:: Records for this exercise ::
◇ ◇ ◇

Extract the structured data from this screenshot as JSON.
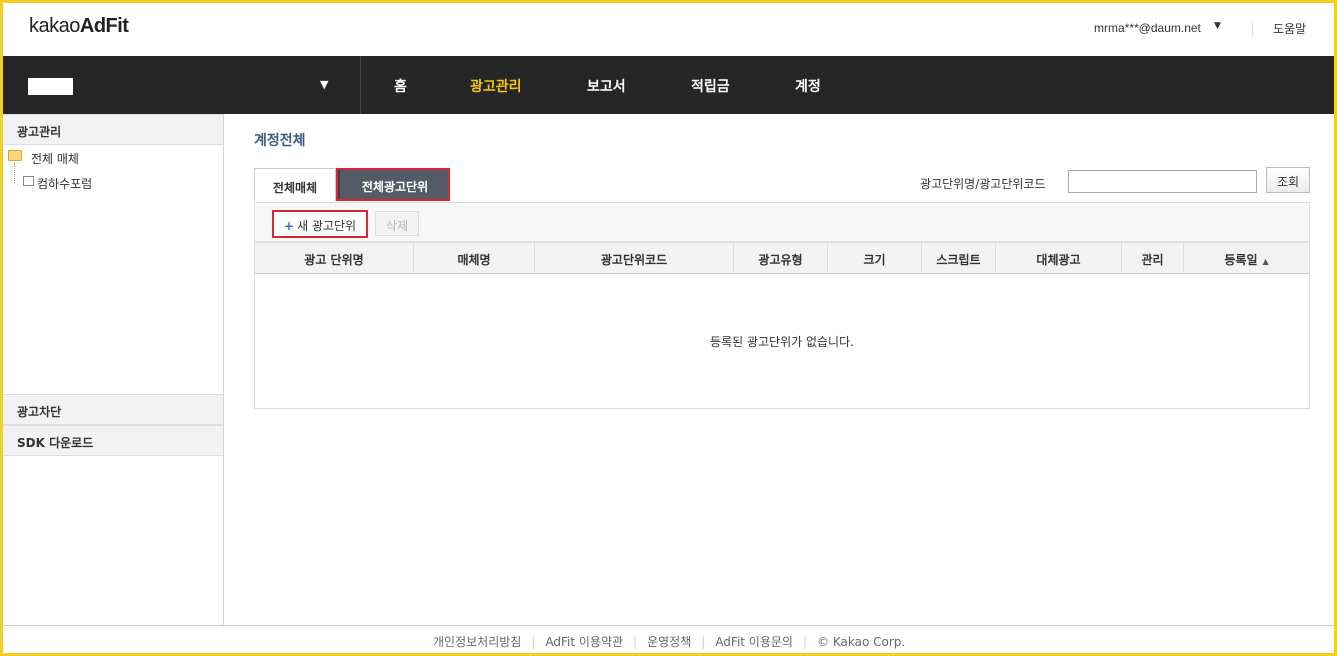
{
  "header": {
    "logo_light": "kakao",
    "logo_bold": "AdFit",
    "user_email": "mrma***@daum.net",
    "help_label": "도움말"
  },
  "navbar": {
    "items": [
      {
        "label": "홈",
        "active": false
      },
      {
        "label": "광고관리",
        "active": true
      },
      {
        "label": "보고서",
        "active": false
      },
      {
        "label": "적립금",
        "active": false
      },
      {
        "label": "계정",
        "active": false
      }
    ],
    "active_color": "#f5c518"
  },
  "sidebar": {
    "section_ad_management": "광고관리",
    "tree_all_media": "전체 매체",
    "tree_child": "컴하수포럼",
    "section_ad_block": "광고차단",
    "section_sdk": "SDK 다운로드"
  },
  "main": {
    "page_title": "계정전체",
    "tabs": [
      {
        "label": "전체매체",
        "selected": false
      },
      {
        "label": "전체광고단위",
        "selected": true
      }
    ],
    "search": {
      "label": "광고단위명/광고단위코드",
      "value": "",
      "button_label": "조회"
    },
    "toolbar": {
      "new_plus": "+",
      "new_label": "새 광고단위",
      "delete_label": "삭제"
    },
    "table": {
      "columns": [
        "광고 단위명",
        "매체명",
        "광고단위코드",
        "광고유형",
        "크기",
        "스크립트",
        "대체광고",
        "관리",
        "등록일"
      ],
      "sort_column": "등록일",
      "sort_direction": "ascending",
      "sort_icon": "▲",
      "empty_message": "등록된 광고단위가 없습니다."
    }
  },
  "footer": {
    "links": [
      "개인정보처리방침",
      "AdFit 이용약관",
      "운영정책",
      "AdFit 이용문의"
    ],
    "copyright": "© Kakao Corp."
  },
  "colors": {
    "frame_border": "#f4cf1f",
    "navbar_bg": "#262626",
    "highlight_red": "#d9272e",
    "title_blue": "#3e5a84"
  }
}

◇ ◇ ◇

:: Exercise description ::
Leave out the pictures and give the rest of the records again exactly.

:: Response to the exercise ::
Extract the structured data from this screenshot as JSON.
{
  "header": {
    "logo_light": "kakao",
    "logo_bold": "AdFit",
    "user_email": "mrma***@daum.net",
    "help_label": "도움말"
  },
  "navbar": {
    "items": [
      {
        "label": "홈",
        "active": false
      },
      {
        "label": "광고관리",
        "active": true
      },
      {
        "label": "보고서",
        "active": false
      },
      {
        "label": "적립금",
        "active": false
      },
      {
        "label": "계정",
        "active": false
      }
    ],
    "active_color": "#f5c518"
  },
  "sidebar": {
    "section_ad_management": "광고관리",
    "tree_all_media": "전체 매체",
    "tree_child": "컴하수포럼",
    "section_ad_block": "광고차단",
    "section_sdk": "SDK 다운로드"
  },
  "main": {
    "page_title": "계정전체",
    "tabs": [
      {
        "label": "전체매체",
        "selected": false
      },
      {
        "label": "전체광고단위",
        "selected": true
      }
    ],
    "search": {
      "label": "광고단위명/광고단위코드",
      "value": "",
      "button_label": "조회"
    },
    "toolbar": {
      "new_plus": "+",
      "new_label": "새 광고단위",
      "delete_label": "삭제"
    },
    "table": {
      "columns": [
        "광고 단위명",
        "매체명",
        "광고단위코드",
        "광고유형",
        "크기",
        "스크립트",
        "대체광고",
        "관리",
        "등록일"
      ],
      "sort_column": "등록일",
      "sort_direction": "ascending",
      "sort_icon": "▲",
      "empty_message": "등록된 광고단위가 없습니다."
    }
  },
  "footer": {
    "links": [
      "개인정보처리방침",
      "AdFit 이용약관",
      "운영정책",
      "AdFit 이용문의"
    ],
    "copyright": "© Kakao Corp."
  },
  "colors": {
    "frame_border": "#f4cf1f",
    "navbar_bg": "#262626",
    "highlight_red": "#d9272e",
    "title_blue": "#3e5a84"
  }
}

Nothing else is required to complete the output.